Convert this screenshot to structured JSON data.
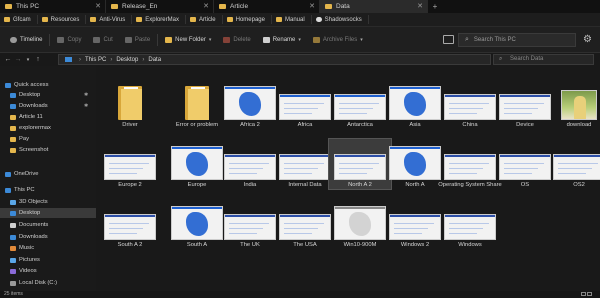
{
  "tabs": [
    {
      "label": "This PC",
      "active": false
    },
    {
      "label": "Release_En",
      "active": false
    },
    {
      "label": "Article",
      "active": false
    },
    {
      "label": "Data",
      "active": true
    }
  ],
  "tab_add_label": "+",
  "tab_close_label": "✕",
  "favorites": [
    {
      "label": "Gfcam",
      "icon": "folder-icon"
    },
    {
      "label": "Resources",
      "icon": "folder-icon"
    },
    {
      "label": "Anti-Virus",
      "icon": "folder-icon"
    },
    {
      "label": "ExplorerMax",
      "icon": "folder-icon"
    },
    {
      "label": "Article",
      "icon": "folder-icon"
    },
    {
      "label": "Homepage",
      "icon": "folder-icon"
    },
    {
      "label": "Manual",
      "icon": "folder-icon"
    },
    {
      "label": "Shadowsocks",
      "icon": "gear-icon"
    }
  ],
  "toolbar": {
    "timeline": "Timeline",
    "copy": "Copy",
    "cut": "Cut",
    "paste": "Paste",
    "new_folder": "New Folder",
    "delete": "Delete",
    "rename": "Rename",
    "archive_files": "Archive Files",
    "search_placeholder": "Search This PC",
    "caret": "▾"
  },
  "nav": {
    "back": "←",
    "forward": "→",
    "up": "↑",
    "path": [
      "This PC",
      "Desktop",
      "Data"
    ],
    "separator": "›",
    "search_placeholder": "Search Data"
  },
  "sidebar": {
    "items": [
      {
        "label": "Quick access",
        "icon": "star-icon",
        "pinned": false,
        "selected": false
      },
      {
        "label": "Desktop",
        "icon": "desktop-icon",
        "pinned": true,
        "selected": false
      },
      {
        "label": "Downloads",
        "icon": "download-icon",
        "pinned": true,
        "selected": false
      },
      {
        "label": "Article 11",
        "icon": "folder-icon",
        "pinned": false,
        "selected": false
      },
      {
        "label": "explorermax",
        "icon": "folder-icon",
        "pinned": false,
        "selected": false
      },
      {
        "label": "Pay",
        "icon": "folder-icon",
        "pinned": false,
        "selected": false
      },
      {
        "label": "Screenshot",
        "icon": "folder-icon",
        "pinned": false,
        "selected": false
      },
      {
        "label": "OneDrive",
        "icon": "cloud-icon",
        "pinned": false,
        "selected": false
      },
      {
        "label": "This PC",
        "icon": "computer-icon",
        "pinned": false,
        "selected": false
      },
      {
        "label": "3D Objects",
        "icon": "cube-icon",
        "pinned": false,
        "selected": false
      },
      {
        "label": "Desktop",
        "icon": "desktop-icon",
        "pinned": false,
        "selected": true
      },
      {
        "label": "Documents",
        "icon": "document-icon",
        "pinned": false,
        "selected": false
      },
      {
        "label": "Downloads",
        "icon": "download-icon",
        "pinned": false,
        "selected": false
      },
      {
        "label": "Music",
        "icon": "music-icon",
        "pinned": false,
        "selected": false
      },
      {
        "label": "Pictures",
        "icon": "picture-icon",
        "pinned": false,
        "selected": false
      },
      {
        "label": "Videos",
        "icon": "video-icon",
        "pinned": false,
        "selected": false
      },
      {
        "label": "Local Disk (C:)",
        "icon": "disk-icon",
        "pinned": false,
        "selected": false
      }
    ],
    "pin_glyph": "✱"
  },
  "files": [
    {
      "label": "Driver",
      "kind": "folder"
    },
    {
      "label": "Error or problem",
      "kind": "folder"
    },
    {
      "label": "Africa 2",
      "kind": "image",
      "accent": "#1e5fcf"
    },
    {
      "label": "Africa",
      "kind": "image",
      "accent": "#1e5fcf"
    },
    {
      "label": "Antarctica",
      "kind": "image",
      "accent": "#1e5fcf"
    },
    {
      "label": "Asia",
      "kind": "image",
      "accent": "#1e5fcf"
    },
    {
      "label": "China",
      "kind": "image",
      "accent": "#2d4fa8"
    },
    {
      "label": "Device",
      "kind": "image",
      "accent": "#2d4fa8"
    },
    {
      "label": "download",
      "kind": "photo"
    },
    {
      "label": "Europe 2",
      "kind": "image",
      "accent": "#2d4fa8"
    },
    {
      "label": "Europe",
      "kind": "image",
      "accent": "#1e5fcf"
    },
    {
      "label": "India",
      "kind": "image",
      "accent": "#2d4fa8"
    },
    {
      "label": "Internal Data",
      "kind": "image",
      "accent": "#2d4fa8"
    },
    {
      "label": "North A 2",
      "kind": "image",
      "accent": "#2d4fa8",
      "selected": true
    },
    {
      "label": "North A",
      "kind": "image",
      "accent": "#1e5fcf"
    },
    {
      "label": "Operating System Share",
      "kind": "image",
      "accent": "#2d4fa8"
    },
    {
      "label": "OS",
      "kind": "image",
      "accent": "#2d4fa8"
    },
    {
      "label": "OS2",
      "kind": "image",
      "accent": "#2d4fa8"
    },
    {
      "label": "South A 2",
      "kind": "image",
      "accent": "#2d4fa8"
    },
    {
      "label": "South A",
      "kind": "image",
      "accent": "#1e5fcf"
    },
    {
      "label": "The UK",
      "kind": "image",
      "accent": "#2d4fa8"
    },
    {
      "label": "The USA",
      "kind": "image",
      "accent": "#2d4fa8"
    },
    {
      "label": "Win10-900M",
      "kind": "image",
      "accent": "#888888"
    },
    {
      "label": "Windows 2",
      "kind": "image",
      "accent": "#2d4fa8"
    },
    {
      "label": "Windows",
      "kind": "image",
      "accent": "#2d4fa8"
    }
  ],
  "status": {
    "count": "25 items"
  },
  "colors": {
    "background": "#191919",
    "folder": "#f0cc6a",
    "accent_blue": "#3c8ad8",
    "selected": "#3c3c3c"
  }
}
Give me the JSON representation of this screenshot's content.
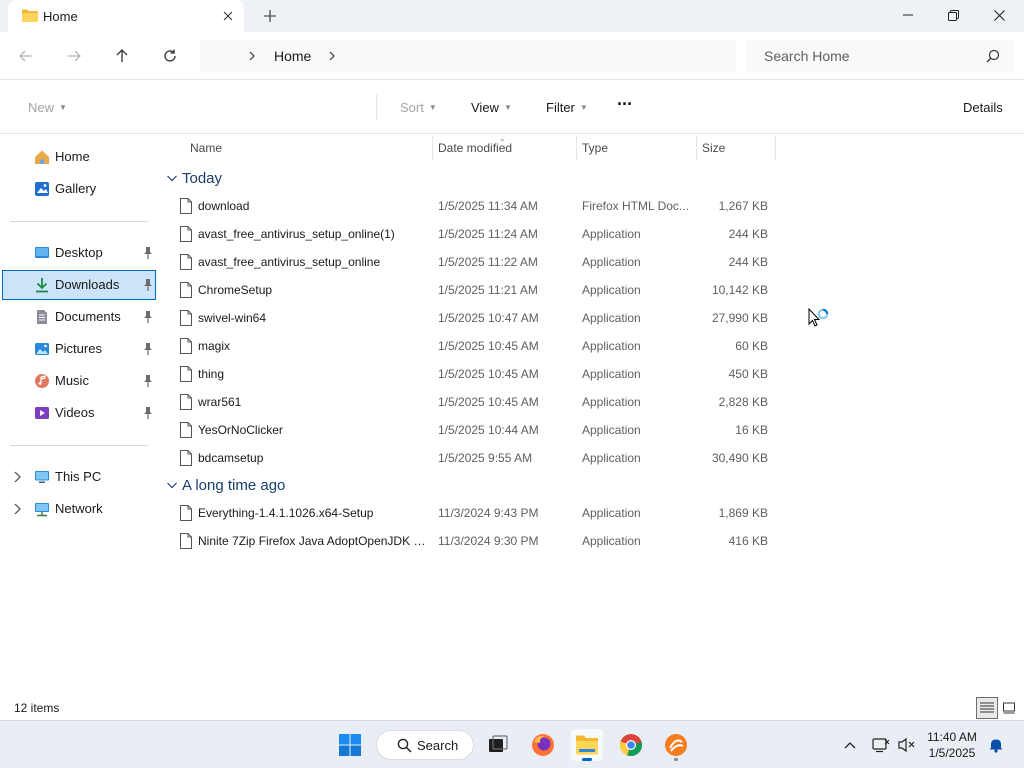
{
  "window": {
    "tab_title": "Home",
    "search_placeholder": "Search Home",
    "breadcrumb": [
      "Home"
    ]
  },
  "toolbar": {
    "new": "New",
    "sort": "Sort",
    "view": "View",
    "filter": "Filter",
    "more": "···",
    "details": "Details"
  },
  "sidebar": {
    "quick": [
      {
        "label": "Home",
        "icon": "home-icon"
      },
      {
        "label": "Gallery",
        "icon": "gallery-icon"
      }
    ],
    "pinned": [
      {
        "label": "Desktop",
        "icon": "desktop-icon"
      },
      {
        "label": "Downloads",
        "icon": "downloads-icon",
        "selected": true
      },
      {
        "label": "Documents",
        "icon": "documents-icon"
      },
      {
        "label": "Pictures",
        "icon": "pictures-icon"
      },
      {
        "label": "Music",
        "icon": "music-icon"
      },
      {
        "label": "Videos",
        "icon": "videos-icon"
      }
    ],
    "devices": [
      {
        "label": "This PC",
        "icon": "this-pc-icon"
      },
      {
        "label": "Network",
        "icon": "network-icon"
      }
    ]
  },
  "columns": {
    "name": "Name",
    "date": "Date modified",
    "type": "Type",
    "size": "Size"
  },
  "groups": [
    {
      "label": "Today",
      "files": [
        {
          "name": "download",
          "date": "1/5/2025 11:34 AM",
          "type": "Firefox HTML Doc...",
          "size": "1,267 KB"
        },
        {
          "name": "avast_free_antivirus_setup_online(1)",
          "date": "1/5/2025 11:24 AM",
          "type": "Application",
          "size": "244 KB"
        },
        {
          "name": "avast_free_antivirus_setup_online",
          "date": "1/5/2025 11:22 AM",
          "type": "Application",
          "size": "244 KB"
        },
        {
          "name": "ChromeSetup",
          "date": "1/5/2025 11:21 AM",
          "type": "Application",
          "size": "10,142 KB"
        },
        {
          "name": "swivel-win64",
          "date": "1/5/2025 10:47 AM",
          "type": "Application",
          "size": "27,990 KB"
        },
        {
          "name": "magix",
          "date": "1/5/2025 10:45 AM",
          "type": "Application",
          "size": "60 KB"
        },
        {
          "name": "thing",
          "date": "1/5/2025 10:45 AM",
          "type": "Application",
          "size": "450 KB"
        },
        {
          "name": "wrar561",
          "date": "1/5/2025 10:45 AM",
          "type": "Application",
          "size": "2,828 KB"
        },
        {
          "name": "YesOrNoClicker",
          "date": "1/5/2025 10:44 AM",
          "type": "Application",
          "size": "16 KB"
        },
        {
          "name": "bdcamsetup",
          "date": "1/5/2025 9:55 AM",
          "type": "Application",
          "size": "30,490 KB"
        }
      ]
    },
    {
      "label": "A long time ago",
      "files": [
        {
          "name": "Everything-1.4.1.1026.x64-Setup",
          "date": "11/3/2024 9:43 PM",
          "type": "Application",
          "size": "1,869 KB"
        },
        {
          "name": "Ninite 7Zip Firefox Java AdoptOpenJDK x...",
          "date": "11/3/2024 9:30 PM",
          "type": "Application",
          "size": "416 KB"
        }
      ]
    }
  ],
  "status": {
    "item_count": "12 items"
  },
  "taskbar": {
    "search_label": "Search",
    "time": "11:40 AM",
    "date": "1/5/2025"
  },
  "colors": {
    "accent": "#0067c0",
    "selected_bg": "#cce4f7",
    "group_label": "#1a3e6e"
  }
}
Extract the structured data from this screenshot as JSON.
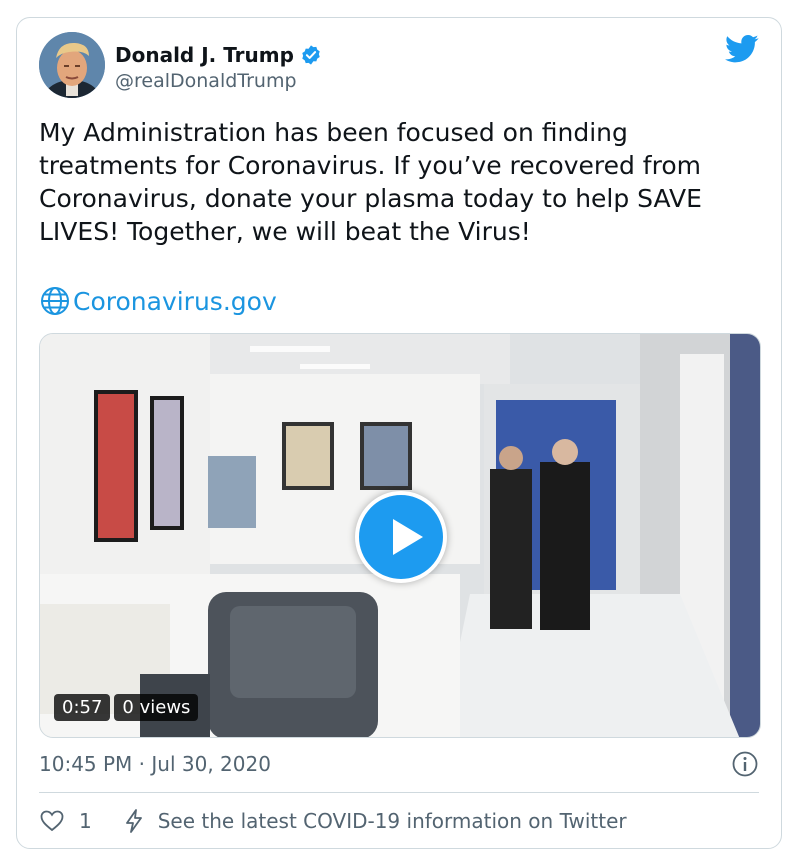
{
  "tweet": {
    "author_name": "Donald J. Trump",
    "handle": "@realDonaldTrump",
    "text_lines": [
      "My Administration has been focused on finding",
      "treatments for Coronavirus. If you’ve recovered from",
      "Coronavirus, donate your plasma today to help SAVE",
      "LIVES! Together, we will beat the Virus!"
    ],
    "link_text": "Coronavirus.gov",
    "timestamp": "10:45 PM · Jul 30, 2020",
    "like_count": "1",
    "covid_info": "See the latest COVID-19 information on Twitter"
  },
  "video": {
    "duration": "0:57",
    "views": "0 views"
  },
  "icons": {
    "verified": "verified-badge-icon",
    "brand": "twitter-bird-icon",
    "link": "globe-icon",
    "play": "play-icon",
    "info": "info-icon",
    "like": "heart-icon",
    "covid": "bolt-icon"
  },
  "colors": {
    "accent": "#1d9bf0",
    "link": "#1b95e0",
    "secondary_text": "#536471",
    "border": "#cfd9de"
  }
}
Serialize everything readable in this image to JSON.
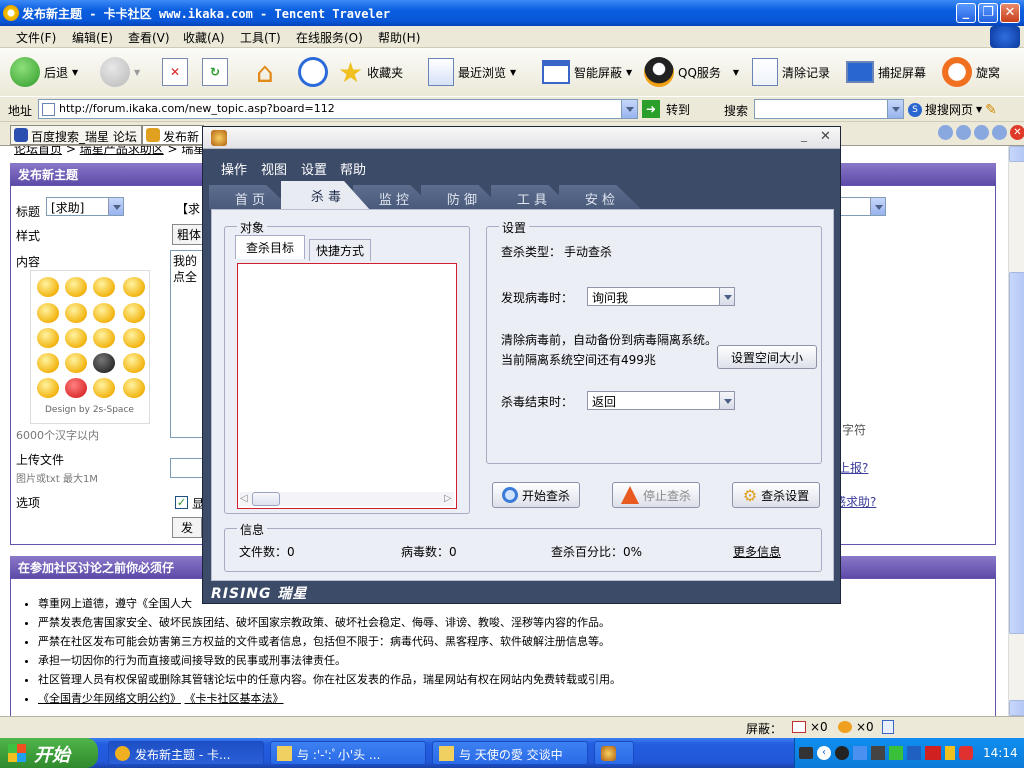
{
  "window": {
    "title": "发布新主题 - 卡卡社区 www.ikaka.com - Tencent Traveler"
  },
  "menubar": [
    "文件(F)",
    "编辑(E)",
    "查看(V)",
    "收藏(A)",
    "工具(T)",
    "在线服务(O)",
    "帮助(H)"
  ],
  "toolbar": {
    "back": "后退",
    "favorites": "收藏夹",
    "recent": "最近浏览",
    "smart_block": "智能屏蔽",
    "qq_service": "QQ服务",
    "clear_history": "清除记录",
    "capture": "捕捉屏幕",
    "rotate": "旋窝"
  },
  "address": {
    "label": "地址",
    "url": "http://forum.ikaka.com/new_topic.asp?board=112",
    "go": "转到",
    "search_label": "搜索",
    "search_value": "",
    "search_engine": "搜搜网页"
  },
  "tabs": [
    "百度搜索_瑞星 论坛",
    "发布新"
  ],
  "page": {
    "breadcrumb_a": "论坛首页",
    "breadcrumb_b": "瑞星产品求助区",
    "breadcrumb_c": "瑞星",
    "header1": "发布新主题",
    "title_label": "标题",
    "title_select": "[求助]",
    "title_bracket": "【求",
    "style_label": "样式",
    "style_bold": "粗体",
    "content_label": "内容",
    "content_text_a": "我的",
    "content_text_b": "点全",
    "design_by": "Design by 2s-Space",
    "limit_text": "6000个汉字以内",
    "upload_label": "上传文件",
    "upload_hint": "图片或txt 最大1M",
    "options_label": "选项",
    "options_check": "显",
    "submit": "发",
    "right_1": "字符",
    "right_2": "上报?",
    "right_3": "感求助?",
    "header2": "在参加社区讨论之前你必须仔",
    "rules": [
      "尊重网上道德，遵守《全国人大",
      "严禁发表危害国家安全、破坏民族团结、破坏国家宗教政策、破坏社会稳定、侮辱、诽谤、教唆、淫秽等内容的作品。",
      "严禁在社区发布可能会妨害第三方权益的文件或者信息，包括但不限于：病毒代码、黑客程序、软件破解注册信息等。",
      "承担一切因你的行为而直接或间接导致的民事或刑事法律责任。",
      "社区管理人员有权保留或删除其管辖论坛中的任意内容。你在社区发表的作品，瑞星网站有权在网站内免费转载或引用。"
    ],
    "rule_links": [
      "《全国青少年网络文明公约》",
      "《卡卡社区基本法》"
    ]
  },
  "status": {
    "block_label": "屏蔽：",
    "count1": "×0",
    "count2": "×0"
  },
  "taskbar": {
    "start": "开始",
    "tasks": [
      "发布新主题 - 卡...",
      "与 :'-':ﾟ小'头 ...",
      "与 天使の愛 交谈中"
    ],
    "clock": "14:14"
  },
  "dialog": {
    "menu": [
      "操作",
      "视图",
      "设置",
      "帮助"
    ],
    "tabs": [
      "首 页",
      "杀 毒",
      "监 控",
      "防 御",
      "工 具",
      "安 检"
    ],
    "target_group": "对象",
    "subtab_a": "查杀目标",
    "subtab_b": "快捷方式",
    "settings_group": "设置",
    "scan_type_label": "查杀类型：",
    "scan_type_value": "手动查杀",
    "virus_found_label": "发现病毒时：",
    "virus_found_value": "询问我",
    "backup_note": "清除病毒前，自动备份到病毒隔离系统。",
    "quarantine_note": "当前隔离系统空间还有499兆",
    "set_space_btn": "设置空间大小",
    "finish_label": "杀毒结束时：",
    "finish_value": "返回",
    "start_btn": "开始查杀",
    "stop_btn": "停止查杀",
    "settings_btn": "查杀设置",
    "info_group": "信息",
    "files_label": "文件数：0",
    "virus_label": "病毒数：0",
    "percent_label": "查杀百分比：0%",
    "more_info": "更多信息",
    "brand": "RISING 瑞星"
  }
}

= = = =

→ **EXERCISE OBJECTIVE**:
Find and show each line of the listing with the word "ikaka".

→ **YOUR SOLUTION**:
    "title": "发布新主题 - 卡卡社区 www.ikaka.com - Tencent Traveler"
    "url": "http://forum.ikaka.com/new_topic.asp?board=112",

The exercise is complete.